__PROBLEMA DA RISOLVERE__
Restituisci, senza alcuna modifica, la parte del brano su Tempi moderni e Metropolis che comincia con "Industrial Simphony" e termina con "Esiste lo so!".

Industrial Simphony

di in: Bazar

Il silenzio del rumore delle valvole a pressione
I cilindri del calore, serbatoi di produzione”.

Franco Battiato, Pollution

Voglio odorare il sapore celeste del ferro
Voglio vedere il profumo sanguigno del fuoco
Esiste lo so!
Onoro il braccio che muove il telaio
Onoro la forza che muove l’acciaio”.

CCCP, Socialismo e barbarie

Non riesco ancora a distinguere Tempi moderni da Metropolis. Ricordo di aver visto uno dei due film quando ero molto giovane. L’ho assorbito senza capirlo, ovvero senza inserirlo in alcuna categoria, cosa che la scuola e l’università in particolare si sarebbero riservate di fornirmi in abbondanza in seguito (non si sa mai che sentissi davvero qualcosa!). Il minestrone di sensazioni ha tuttavia resistito nel tempo.

Allora Metropolis è quel film di Charlie Chaplin o Fritz Lang? C’è Charlie Chaplin imprigionato ad una ruota agli estremi della quale si accendono e spengono delle lampadine. L’insieme macchinino sfugge nella sua complessità, ingranaggi che si sviluppano e riproducono in profondità, all’interno dei quali il misero compito dell’operaio Chaplin appare folle e inutile. Borborigmi, rumori d’incerta natura, echi lontani di tonfi e il senso di un’industria-natura indifferente, estranea ma ambiguamente attraente.

__DATI MOSTRATI__
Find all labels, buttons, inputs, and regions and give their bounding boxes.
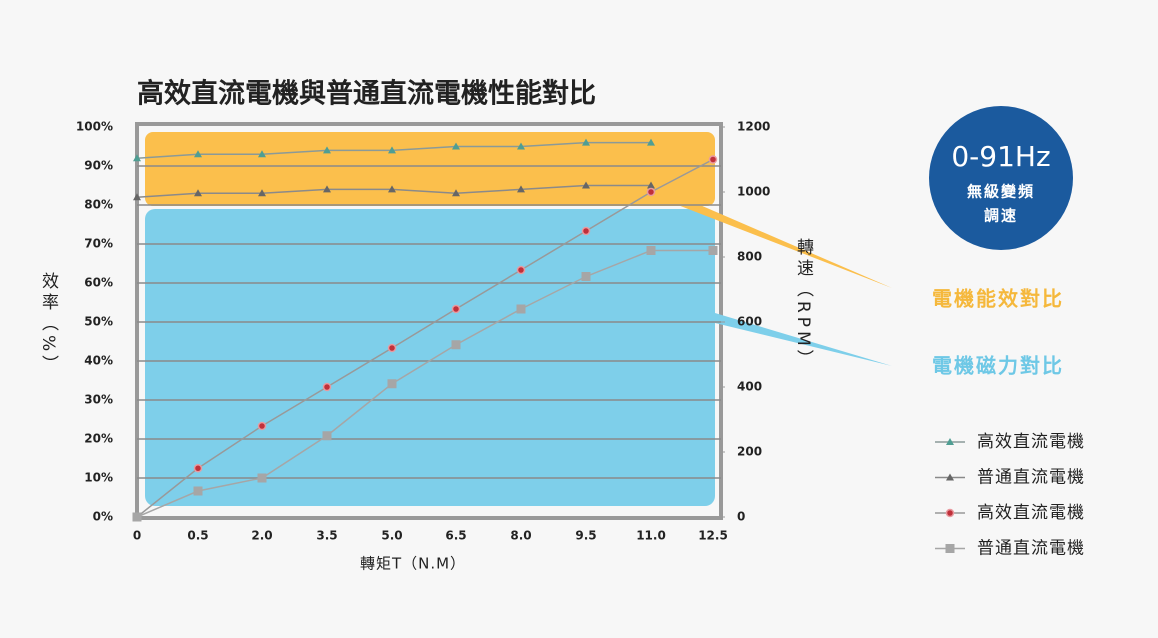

__RISULTATO ATTESO__
Industrial Simphony

di in: Bazar

Il silenzio del rumore delle valvole a pressione
I cilindri del calore, serbatoi di produzione”.

Franco Battiato, Pollution

Voglio odorare il sapore celeste del ferro
Voglio vedere il profumo sanguigno del fuoco
Esiste lo so!